→ **GIVEN INSTRUCTION**:
Could you reproduce every one of the rows below verbatim, in the same order?

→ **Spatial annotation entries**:
....

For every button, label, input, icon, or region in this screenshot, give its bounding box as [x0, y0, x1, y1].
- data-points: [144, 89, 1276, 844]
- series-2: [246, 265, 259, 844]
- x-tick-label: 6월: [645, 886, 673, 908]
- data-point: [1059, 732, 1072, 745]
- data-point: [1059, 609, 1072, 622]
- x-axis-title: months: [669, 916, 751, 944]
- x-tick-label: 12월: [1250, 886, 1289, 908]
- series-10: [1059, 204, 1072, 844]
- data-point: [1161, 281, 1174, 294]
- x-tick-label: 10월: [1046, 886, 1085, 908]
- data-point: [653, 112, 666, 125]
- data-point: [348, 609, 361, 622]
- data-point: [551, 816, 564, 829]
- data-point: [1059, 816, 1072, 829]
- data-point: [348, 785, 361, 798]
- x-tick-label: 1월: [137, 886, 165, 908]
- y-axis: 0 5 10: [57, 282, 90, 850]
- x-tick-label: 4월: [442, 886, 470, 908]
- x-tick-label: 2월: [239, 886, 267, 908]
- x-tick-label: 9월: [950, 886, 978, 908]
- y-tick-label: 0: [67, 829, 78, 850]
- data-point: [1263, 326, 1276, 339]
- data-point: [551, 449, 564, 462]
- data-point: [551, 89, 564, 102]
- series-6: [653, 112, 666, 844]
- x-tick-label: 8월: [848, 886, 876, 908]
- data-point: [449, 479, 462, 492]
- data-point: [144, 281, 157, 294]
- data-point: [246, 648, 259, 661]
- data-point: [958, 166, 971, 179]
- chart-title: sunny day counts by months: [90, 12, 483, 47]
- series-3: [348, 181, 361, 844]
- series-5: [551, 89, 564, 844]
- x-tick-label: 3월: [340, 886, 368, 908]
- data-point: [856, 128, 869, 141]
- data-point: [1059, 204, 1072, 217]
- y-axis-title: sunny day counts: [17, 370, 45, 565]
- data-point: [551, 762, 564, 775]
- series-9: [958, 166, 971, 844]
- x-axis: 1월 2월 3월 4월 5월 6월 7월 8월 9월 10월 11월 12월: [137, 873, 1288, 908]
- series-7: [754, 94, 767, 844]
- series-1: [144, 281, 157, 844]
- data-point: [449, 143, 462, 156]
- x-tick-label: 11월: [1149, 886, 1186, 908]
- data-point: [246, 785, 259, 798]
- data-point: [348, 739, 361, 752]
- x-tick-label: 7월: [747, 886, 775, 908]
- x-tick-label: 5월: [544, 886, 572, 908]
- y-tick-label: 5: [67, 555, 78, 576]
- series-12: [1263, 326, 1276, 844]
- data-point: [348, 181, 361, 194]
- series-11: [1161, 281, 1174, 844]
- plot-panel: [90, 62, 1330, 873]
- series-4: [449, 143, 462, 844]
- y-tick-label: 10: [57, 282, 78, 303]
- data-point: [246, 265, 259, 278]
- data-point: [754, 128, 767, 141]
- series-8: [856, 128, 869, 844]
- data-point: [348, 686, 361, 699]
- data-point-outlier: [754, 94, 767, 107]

....

→ **WORKED ANSWER**:
For every button, label, input, icon, or region in this screenshot, give its bounding box as [x0, y0, x1, y1].
- data-points: [144, 89, 1276, 844]
- series-2: [246, 265, 259, 844]
- x-tick-label: 6월: [645, 886, 673, 908]
- data-point: [1059, 732, 1072, 745]
- data-point: [1059, 609, 1072, 622]
- x-axis-title: months: [669, 916, 751, 944]
- x-tick-label: 12월: [1250, 886, 1289, 908]
- series-10: [1059, 204, 1072, 844]
- data-point: [1161, 281, 1174, 294]
- x-tick-label: 10월: [1046, 886, 1085, 908]
- data-point: [653, 112, 666, 125]
- data-point: [348, 609, 361, 622]
- data-point: [551, 816, 564, 829]
- data-point: [1059, 816, 1072, 829]
- data-point: [348, 785, 361, 798]
- x-tick-label: 1월: [137, 886, 165, 908]
- y-axis: 0 5 10: [57, 282, 90, 850]
- x-tick-label: 4월: [442, 886, 470, 908]
- x-tick-label: 2월: [239, 886, 267, 908]
- x-tick-label: 9월: [950, 886, 978, 908]
- y-tick-label: 0: [67, 829, 78, 850]
- data-point: [1263, 326, 1276, 339]
- data-point: [551, 449, 564, 462]
- data-point: [551, 89, 564, 102]
- series-6: [653, 112, 666, 844]
- x-tick-label: 8월: [848, 886, 876, 908]
- data-point: [449, 479, 462, 492]
- data-point: [144, 281, 157, 294]
- data-point: [246, 648, 259, 661]
- data-point: [958, 166, 971, 179]
- chart-title: sunny day counts by months: [90, 12, 483, 47]
- series-3: [348, 181, 361, 844]
- series-5: [551, 89, 564, 844]
- x-tick-label: 3월: [340, 886, 368, 908]
- data-point: [856, 128, 869, 141]
- data-point: [1059, 204, 1072, 217]
- y-axis-title: sunny day counts: [17, 370, 45, 565]
- data-point: [551, 762, 564, 775]
- series-9: [958, 166, 971, 844]
- x-axis: 1월 2월 3월 4월 5월 6월 7월 8월 9월 10월 11월 12월: [137, 873, 1288, 908]
- series-7: [754, 94, 767, 844]
- series-1: [144, 281, 157, 844]
- data-point: [449, 143, 462, 156]
- x-tick-label: 11월: [1149, 886, 1186, 908]
- data-point: [246, 785, 259, 798]
- data-point: [348, 739, 361, 752]
- x-tick-label: 7월: [747, 886, 775, 908]
- x-tick-label: 5월: [544, 886, 572, 908]
- y-tick-label: 5: [67, 555, 78, 576]
- series-12: [1263, 326, 1276, 844]
- data-point: [348, 181, 361, 194]
- series-11: [1161, 281, 1174, 844]
- plot-panel: [90, 62, 1330, 873]
- series-4: [449, 143, 462, 844]
- y-tick-label: 10: [57, 282, 78, 303]
- data-point: [246, 265, 259, 278]
- data-point: [754, 128, 767, 141]
- series-8: [856, 128, 869, 844]
- data-point: [348, 686, 361, 699]
- data-point-outlier: [754, 94, 767, 107]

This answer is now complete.